→ **WHAT IS BEING ASKED**
From the entries below, extract every line that includes the word "Temperaturanzeige".

===== INPUT RECORDS

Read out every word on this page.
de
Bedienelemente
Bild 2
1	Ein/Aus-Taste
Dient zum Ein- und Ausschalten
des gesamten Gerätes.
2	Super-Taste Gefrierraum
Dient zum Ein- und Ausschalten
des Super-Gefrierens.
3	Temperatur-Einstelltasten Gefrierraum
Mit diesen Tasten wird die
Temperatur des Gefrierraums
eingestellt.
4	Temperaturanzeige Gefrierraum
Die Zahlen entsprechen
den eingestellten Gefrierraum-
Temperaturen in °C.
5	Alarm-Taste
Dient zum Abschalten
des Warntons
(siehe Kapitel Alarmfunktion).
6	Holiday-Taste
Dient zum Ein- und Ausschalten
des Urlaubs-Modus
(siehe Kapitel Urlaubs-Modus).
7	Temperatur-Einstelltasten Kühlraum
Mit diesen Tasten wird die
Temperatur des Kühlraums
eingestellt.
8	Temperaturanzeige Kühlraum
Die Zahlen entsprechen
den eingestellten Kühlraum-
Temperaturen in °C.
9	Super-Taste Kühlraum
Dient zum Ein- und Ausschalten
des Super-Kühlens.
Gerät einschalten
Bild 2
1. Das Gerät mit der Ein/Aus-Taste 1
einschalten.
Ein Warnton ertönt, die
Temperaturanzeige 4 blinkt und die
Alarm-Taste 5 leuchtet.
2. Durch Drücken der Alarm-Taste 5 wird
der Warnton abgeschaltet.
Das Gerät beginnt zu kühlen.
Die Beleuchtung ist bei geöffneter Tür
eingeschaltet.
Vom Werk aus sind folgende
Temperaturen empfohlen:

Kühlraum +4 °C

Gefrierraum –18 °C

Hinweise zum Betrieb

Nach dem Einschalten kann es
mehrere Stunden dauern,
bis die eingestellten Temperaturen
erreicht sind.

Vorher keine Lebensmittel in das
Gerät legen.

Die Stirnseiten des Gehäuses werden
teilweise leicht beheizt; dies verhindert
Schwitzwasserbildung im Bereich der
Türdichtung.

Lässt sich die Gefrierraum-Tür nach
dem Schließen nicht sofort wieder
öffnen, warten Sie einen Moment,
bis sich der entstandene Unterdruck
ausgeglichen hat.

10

==========

→ **RESPONSE FOR THIS EXERCISE**
4	Temperaturanzeige Gefrierraum
8	Temperaturanzeige Kühlraum
Temperaturanzeige 4 blinkt und die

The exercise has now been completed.